**What you will do**
Transcribe the whole listing below without changing a word, but leave out every image.

**Supplied records**
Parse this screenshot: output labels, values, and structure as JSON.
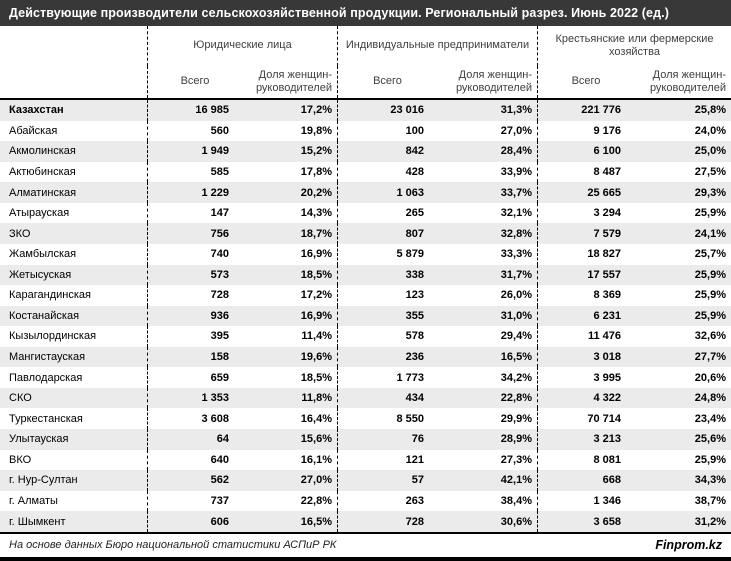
{
  "title": "Действующие производители сельскохозяйственной продукции. Региональный разрез. Июнь 2022 (ед.)",
  "footer": {
    "source": "На основе данных Бюро национальной статистики АСПиР РК",
    "brand": "Finprom.kz"
  },
  "colors": {
    "title_bar_bg": "#383838",
    "stripe": "#ebebeb",
    "border": "#000000"
  },
  "chart_data": {
    "type": "table",
    "title": "Действующие производители сельскохозяйственной продукции. Региональный разрез. Июнь 2022 (ед.)",
    "column_groups": [
      "Юридические лица",
      "Индивидуальные предприниматели",
      "Крестьянские или фермерские хозяйства"
    ],
    "subcolumns": [
      "Всего",
      "Доля женщин-руководителей"
    ],
    "region_column_label": "",
    "rows": [
      {
        "region": "Казахстан",
        "jur_total": "16 985",
        "jur_share": "17,2%",
        "ip_total": "23 016",
        "ip_share": "31,3%",
        "kfh_total": "221 776",
        "kfh_share": "25,8%",
        "bold": true
      },
      {
        "region": "Абайская",
        "jur_total": "560",
        "jur_share": "19,8%",
        "ip_total": "100",
        "ip_share": "27,0%",
        "kfh_total": "9 176",
        "kfh_share": "24,0%",
        "bold": false
      },
      {
        "region": "Акмолинская",
        "jur_total": "1 949",
        "jur_share": "15,2%",
        "ip_total": "842",
        "ip_share": "28,4%",
        "kfh_total": "6 100",
        "kfh_share": "25,0%",
        "bold": false
      },
      {
        "region": "Актюбинская",
        "jur_total": "585",
        "jur_share": "17,8%",
        "ip_total": "428",
        "ip_share": "33,9%",
        "kfh_total": "8 487",
        "kfh_share": "27,5%",
        "bold": false
      },
      {
        "region": "Алматинская",
        "jur_total": "1 229",
        "jur_share": "20,2%",
        "ip_total": "1 063",
        "ip_share": "33,7%",
        "kfh_total": "25 665",
        "kfh_share": "29,3%",
        "bold": false
      },
      {
        "region": "Атырауская",
        "jur_total": "147",
        "jur_share": "14,3%",
        "ip_total": "265",
        "ip_share": "32,1%",
        "kfh_total": "3 294",
        "kfh_share": "25,9%",
        "bold": false
      },
      {
        "region": "ЗКО",
        "jur_total": "756",
        "jur_share": "18,7%",
        "ip_total": "807",
        "ip_share": "32,8%",
        "kfh_total": "7 579",
        "kfh_share": "24,1%",
        "bold": false
      },
      {
        "region": "Жамбылская",
        "jur_total": "740",
        "jur_share": "16,9%",
        "ip_total": "5 879",
        "ip_share": "33,3%",
        "kfh_total": "18 827",
        "kfh_share": "25,7%",
        "bold": false
      },
      {
        "region": "Жетысуская",
        "jur_total": "573",
        "jur_share": "18,5%",
        "ip_total": "338",
        "ip_share": "31,7%",
        "kfh_total": "17 557",
        "kfh_share": "25,9%",
        "bold": false
      },
      {
        "region": "Карагандинская",
        "jur_total": "728",
        "jur_share": "17,2%",
        "ip_total": "123",
        "ip_share": "26,0%",
        "kfh_total": "8 369",
        "kfh_share": "25,9%",
        "bold": false
      },
      {
        "region": "Костанайская",
        "jur_total": "936",
        "jur_share": "16,9%",
        "ip_total": "355",
        "ip_share": "31,0%",
        "kfh_total": "6 231",
        "kfh_share": "25,9%",
        "bold": false
      },
      {
        "region": "Кызылординская",
        "jur_total": "395",
        "jur_share": "11,4%",
        "ip_total": "578",
        "ip_share": "29,4%",
        "kfh_total": "11 476",
        "kfh_share": "32,6%",
        "bold": false
      },
      {
        "region": "Мангистауская",
        "jur_total": "158",
        "jur_share": "19,6%",
        "ip_total": "236",
        "ip_share": "16,5%",
        "kfh_total": "3 018",
        "kfh_share": "27,7%",
        "bold": false
      },
      {
        "region": "Павлодарская",
        "jur_total": "659",
        "jur_share": "18,5%",
        "ip_total": "1 773",
        "ip_share": "34,2%",
        "kfh_total": "3 995",
        "kfh_share": "20,6%",
        "bold": false
      },
      {
        "region": "СКО",
        "jur_total": "1 353",
        "jur_share": "11,8%",
        "ip_total": "434",
        "ip_share": "22,8%",
        "kfh_total": "4 322",
        "kfh_share": "24,8%",
        "bold": false
      },
      {
        "region": "Туркестанская",
        "jur_total": "3 608",
        "jur_share": "16,4%",
        "ip_total": "8 550",
        "ip_share": "29,9%",
        "kfh_total": "70 714",
        "kfh_share": "23,4%",
        "bold": false
      },
      {
        "region": "Улытауская",
        "jur_total": "64",
        "jur_share": "15,6%",
        "ip_total": "76",
        "ip_share": "28,9%",
        "kfh_total": "3 213",
        "kfh_share": "25,6%",
        "bold": false
      },
      {
        "region": "ВКО",
        "jur_total": "640",
        "jur_share": "16,1%",
        "ip_total": "121",
        "ip_share": "27,3%",
        "kfh_total": "8 081",
        "kfh_share": "25,9%",
        "bold": false
      },
      {
        "region": "г. Нур-Султан",
        "jur_total": "562",
        "jur_share": "27,0%",
        "ip_total": "57",
        "ip_share": "42,1%",
        "kfh_total": "668",
        "kfh_share": "34,3%",
        "bold": false
      },
      {
        "region": "г. Алматы",
        "jur_total": "737",
        "jur_share": "22,8%",
        "ip_total": "263",
        "ip_share": "38,4%",
        "kfh_total": "1 346",
        "kfh_share": "38,7%",
        "bold": false
      },
      {
        "region": "г. Шымкент",
        "jur_total": "606",
        "jur_share": "16,5%",
        "ip_total": "728",
        "ip_share": "30,6%",
        "kfh_total": "3 658",
        "kfh_share": "31,2%",
        "bold": false
      }
    ]
  }
}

**The output**
Parse this screenshot: output labels, values, and structure as JSON.
{
  "title": "Действующие производители сельскохозяйственной продукции. Региональный разрез. Июнь 2022 (ед.)",
  "footer": {
    "source": "На основе данных Бюро национальной статистики АСПиР РК",
    "brand": "Finprom.kz"
  },
  "colors": {
    "title_bar_bg": "#383838",
    "stripe": "#ebebeb",
    "border": "#000000"
  },
  "chart_data": {
    "type": "table",
    "title": "Действующие производители сельскохозяйственной продукции. Региональный разрез. Июнь 2022 (ед.)",
    "column_groups": [
      "Юридические лица",
      "Индивидуальные предприниматели",
      "Крестьянские или фермерские хозяйства"
    ],
    "subcolumns": [
      "Всего",
      "Доля женщин-руководителей"
    ],
    "region_column_label": "",
    "rows": [
      {
        "region": "Казахстан",
        "jur_total": "16 985",
        "jur_share": "17,2%",
        "ip_total": "23 016",
        "ip_share": "31,3%",
        "kfh_total": "221 776",
        "kfh_share": "25,8%",
        "bold": true
      },
      {
        "region": "Абайская",
        "jur_total": "560",
        "jur_share": "19,8%",
        "ip_total": "100",
        "ip_share": "27,0%",
        "kfh_total": "9 176",
        "kfh_share": "24,0%",
        "bold": false
      },
      {
        "region": "Акмолинская",
        "jur_total": "1 949",
        "jur_share": "15,2%",
        "ip_total": "842",
        "ip_share": "28,4%",
        "kfh_total": "6 100",
        "kfh_share": "25,0%",
        "bold": false
      },
      {
        "region": "Актюбинская",
        "jur_total": "585",
        "jur_share": "17,8%",
        "ip_total": "428",
        "ip_share": "33,9%",
        "kfh_total": "8 487",
        "kfh_share": "27,5%",
        "bold": false
      },
      {
        "region": "Алматинская",
        "jur_total": "1 229",
        "jur_share": "20,2%",
        "ip_total": "1 063",
        "ip_share": "33,7%",
        "kfh_total": "25 665",
        "kfh_share": "29,3%",
        "bold": false
      },
      {
        "region": "Атырауская",
        "jur_total": "147",
        "jur_share": "14,3%",
        "ip_total": "265",
        "ip_share": "32,1%",
        "kfh_total": "3 294",
        "kfh_share": "25,9%",
        "bold": false
      },
      {
        "region": "ЗКО",
        "jur_total": "756",
        "jur_share": "18,7%",
        "ip_total": "807",
        "ip_share": "32,8%",
        "kfh_total": "7 579",
        "kfh_share": "24,1%",
        "bold": false
      },
      {
        "region": "Жамбылская",
        "jur_total": "740",
        "jur_share": "16,9%",
        "ip_total": "5 879",
        "ip_share": "33,3%",
        "kfh_total": "18 827",
        "kfh_share": "25,7%",
        "bold": false
      },
      {
        "region": "Жетысуская",
        "jur_total": "573",
        "jur_share": "18,5%",
        "ip_total": "338",
        "ip_share": "31,7%",
        "kfh_total": "17 557",
        "kfh_share": "25,9%",
        "bold": false
      },
      {
        "region": "Карагандинская",
        "jur_total": "728",
        "jur_share": "17,2%",
        "ip_total": "123",
        "ip_share": "26,0%",
        "kfh_total": "8 369",
        "kfh_share": "25,9%",
        "bold": false
      },
      {
        "region": "Костанайская",
        "jur_total": "936",
        "jur_share": "16,9%",
        "ip_total": "355",
        "ip_share": "31,0%",
        "kfh_total": "6 231",
        "kfh_share": "25,9%",
        "bold": false
      },
      {
        "region": "Кызылординская",
        "jur_total": "395",
        "jur_share": "11,4%",
        "ip_total": "578",
        "ip_share": "29,4%",
        "kfh_total": "11 476",
        "kfh_share": "32,6%",
        "bold": false
      },
      {
        "region": "Мангистауская",
        "jur_total": "158",
        "jur_share": "19,6%",
        "ip_total": "236",
        "ip_share": "16,5%",
        "kfh_total": "3 018",
        "kfh_share": "27,7%",
        "bold": false
      },
      {
        "region": "Павлодарская",
        "jur_total": "659",
        "jur_share": "18,5%",
        "ip_total": "1 773",
        "ip_share": "34,2%",
        "kfh_total": "3 995",
        "kfh_share": "20,6%",
        "bold": false
      },
      {
        "region": "СКО",
        "jur_total": "1 353",
        "jur_share": "11,8%",
        "ip_total": "434",
        "ip_share": "22,8%",
        "kfh_total": "4 322",
        "kfh_share": "24,8%",
        "bold": false
      },
      {
        "region": "Туркестанская",
        "jur_total": "3 608",
        "jur_share": "16,4%",
        "ip_total": "8 550",
        "ip_share": "29,9%",
        "kfh_total": "70 714",
        "kfh_share": "23,4%",
        "bold": false
      },
      {
        "region": "Улытауская",
        "jur_total": "64",
        "jur_share": "15,6%",
        "ip_total": "76",
        "ip_share": "28,9%",
        "kfh_total": "3 213",
        "kfh_share": "25,6%",
        "bold": false
      },
      {
        "region": "ВКО",
        "jur_total": "640",
        "jur_share": "16,1%",
        "ip_total": "121",
        "ip_share": "27,3%",
        "kfh_total": "8 081",
        "kfh_share": "25,9%",
        "bold": false
      },
      {
        "region": "г. Нур-Султан",
        "jur_total": "562",
        "jur_share": "27,0%",
        "ip_total": "57",
        "ip_share": "42,1%",
        "kfh_total": "668",
        "kfh_share": "34,3%",
        "bold": false
      },
      {
        "region": "г. Алматы",
        "jur_total": "737",
        "jur_share": "22,8%",
        "ip_total": "263",
        "ip_share": "38,4%",
        "kfh_total": "1 346",
        "kfh_share": "38,7%",
        "bold": false
      },
      {
        "region": "г. Шымкент",
        "jur_total": "606",
        "jur_share": "16,5%",
        "ip_total": "728",
        "ip_share": "30,6%",
        "kfh_total": "3 658",
        "kfh_share": "31,2%",
        "bold": false
      }
    ]
  }
}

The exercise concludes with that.